- [Given request]: Will you transcribe all the entries word for word, skipping the pictures they hold?

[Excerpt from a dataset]

◇ ◇ ◇ ◇ ◇ ◇ ◇

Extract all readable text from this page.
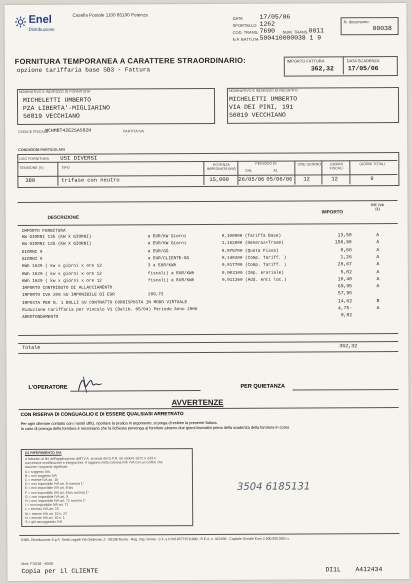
Enel
Distribuzione
Casella Postale 1100 85100 Potenza
DATA	17/05/06
SPORTELLO 1262
COD. TRANS. 7690 NUM. TRANS. 0011
N.P. BATTUTA 500410000038 1 9
N. documento:
00038
FORNITURA TEMPORANEA A CARATTERE STRAORDINARIO:
opzione tariffaria base SB3 - Fattura
IMPORTO FATTURA
362,32
DATA SCADENZA
17/05/06
NOMINATIVO E INDIRIZZO DI FORNITURA
MICHELETTI UMBERTO
PZA LIBERTA'-MIGLIARINO
56019 VECCHIANO
NOMINATIVO E INDIRIZZO DI RECAPITO
MICHELETTI UMBERTO
VIA DEI PINI, 191
56019 VECCHIANO
CODICE FISCALE
MCHMBT42E25A562H	PARTITA IVA
CONDIZIONI PARTICOLARI
USO FORNITURA USI DIVERSI
TENSIONE (V)	TIPO
POTENZA IMPEGNATA (kW)
PERIODO DI
DAL	AL
ORE GIORNO	GIORNI FISCALI
GIORNI TOTALI
380	trifase con neutro	15,000 26/05/06 05/06/06 12	12	9
DESCRIZIONE
IMPORTO
RIF. IVA (1)
IMPORTO FORNITURA
KW GIORNI 135 (KW X GIORNI)	a EUR/KW Giorni	0,100000 (Tariffa Base)	13,50	A
KW GIORNI 135 (KW X GIORNI)	a EUR/KW Giorni	1,162800 (Generaz+Trasm)	156,98	A
GIORNI 9	a EUR/GG	0,075700 (Quota Fissa)	0,68	A
GIORNI 9	a EUR/CLIENTE-GG	0,140200 (Comp. Tariff. )	1,26	A
KWh 1620 ( kw x giorni x ore 12	3 a EUR/KWh	0,017700 (Comp. Tariff. )	28,67	A
KWh 1620 ( kw x giorni x ore 12	fiscali) a EUR/KWh	0,003100 (Imp. erariale)	5,02	A
KWh 1620 ( kw x giorni x ore 12	fiscali) a EUR/KWh	0,011360 (Add. enti loc.)	18,40	A
IMPORTO CONTRIBUTO DI ALLACCIAMENTO	69,95	A
IMPORTO IVA 20% SU IMPONIBILE DI EUR	289,73	57,95
IMPOSTA PER N. 1 BOLLI SU CONTRATTO CORRISPOSTA IN MODO VIRTUALE	14,62	B
Riduzione tariffaria per Vincolo V1 (Delib. 05/04) Periodo Anno 2006	4,75-	A
ARROTONDAMENTO	0,02
Totale	362,32
L'OPERATORE	PER QUIETANZA
AVVERTENZE
CON RISERVA DI CONGUAGLIO E DI ESSERE QUALSIASI ARRETRATO
Per ogni ulteriore contatto con i nostri uffici, riportare la pratica in argomento, si prega di esibire la presente fattura.
In caso di proroga della fornitura è necessario che la richiesta pervenga al fornitore almeno due giorni lavorativi prima della scadenza della fornitura in corso.
(1) RIFERIMENTO IVA
A fatturato ai fini dell'applicazione dell'I.V.A. ai sensi del D.P.R. 26 ottobre 1972 n. 633 e
successive modificazioni e integrazioni. A rapporto nella colonna RIF. IVA con un codice che
assume i seguenti significati:
A = soggetto IVA
B = non soggetto IVA
C = esente IVA art. 10
D = non imponibile IVA art. 8 comma 1°
E = non imponibile IVA art. 8 bis
F = non imponibile IVA art. 8 bis comma 1°
G = non imponibile IVA art. 9
H = non imponibile IVA art. 72 comma 1°
I = non imponibile IVA art. 71
L = escluso IVA art. 15
M = esente IVA art. 10 n. 27
N = esente IVA art. 10 n. 1
S = già assoggettato IVA
3504 6185131
ENEL Distribuzione S.p.A. Sede Legale Via Ombrone, 2 - 00198 Roma - Reg. Imp. Roma - C.F. e P.IVA 05779711000 - R.E.A. n. 922436 - Capitale Sociale Euro 2.600.000.000 i.v.
Mod. FU038 - 90/05
Copia per il CLIENTE	DI1L A412434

◇ ◇ ◇ ◇ ◇ ◇ ◇

- [Correct response]:
Extract all readable text from this page.
Enel
Distribuzione
Casella Postale 1100 85100 Potenza
DATA	17/05/06
SPORTELLO 1262
COD. TRANS. 7690 NUM. TRANS. 0011
N.P. BATTUTA 500410000038 1 9
N. documento:
00038
FORNITURA TEMPORANEA A CARATTERE STRAORDINARIO:
opzione tariffaria base SB3 - Fattura
IMPORTO FATTURA
362,32
DATA SCADENZA
17/05/06
NOMINATIVO E INDIRIZZO DI FORNITURA
MICHELETTI UMBERTO
PZA LIBERTA'-MIGLIARINO
56019 VECCHIANO
NOMINATIVO E INDIRIZZO DI RECAPITO
MICHELETTI UMBERTO
VIA DEI PINI, 191
56019 VECCHIANO
CODICE FISCALE
MCHMBT42E25A562H	PARTITA IVA
CONDIZIONI PARTICOLARI
USO FORNITURA USI DIVERSI
TENSIONE (V)	TIPO
POTENZA IMPEGNATA (kW)
PERIODO DI
DAL	AL
ORE GIORNO	GIORNI FISCALI
GIORNI TOTALI
380	trifase con neutro	15,000 26/05/06 05/06/06 12	12	9
DESCRIZIONE
IMPORTO
RIF. IVA (1)
IMPORTO FORNITURA
KW GIORNI 135 (KW X GIORNI)	a EUR/KW Giorni	0,100000 (Tariffa Base)	13,50	A
KW GIORNI 135 (KW X GIORNI)	a EUR/KW Giorni	1,162800 (Generaz+Trasm)	156,98	A
GIORNI 9	a EUR/GG	0,075700 (Quota Fissa)	0,68	A
GIORNI 9	a EUR/CLIENTE-GG	0,140200 (Comp. Tariff. )	1,26	A
KWh 1620 ( kw x giorni x ore 12	3 a EUR/KWh	0,017700 (Comp. Tariff. )	28,67	A
KWh 1620 ( kw x giorni x ore 12	fiscali) a EUR/KWh	0,003100 (Imp. erariale)	5,02	A
KWh 1620 ( kw x giorni x ore 12	fiscali) a EUR/KWh	0,011360 (Add. enti loc.)	18,40	A
IMPORTO CONTRIBUTO DI ALLACCIAMENTO	69,95	A
IMPORTO IVA 20% SU IMPONIBILE DI EUR	289,73	57,95
IMPOSTA PER N. 1 BOLLI SU CONTRATTO CORRISPOSTA IN MODO VIRTUALE	14,62	B
Riduzione tariffaria per Vincolo V1 (Delib. 05/04) Periodo Anno 2006	4,75-	A
ARROTONDAMENTO	0,02
Totale	362,32
L'OPERATORE	PER QUIETANZA
AVVERTENZE
CON RISERVA DI CONGUAGLIO E DI ESSERE QUALSIASI ARRETRATO
Per ogni ulteriore contatto con i nostri uffici, riportare la pratica in argomento, si prega di esibire la presente fattura.
In caso di proroga della fornitura è necessario che la richiesta pervenga al fornitore almeno due giorni lavorativi prima della scadenza della fornitura in corso.
(1) RIFERIMENTO IVA
A fatturato ai fini dell'applicazione dell'I.V.A. ai sensi del D.P.R. 26 ottobre 1972 n. 633 e
successive modificazioni e integrazioni. A rapporto nella colonna RIF. IVA con un codice che
assume i seguenti significati:
A = soggetto IVA
B = non soggetto IVA
C = esente IVA art. 10
D = non imponibile IVA art. 8 comma 1°
E = non imponibile IVA art. 8 bis
F = non imponibile IVA art. 8 bis comma 1°
G = non imponibile IVA art. 9
H = non imponibile IVA art. 72 comma 1°
I = non imponibile IVA art. 71
L = escluso IVA art. 15
M = esente IVA art. 10 n. 27
N = esente IVA art. 10 n. 1
S = già assoggettato IVA
3504 6185131
ENEL Distribuzione S.p.A. Sede Legale Via Ombrone, 2 - 00198 Roma - Reg. Imp. Roma - C.F. e P.IVA 05779711000 - R.E.A. n. 922436 - Capitale Sociale Euro 2.600.000.000 i.v.
Mod. FU038 - 90/05
Copia per il CLIENTE	DI1L A412434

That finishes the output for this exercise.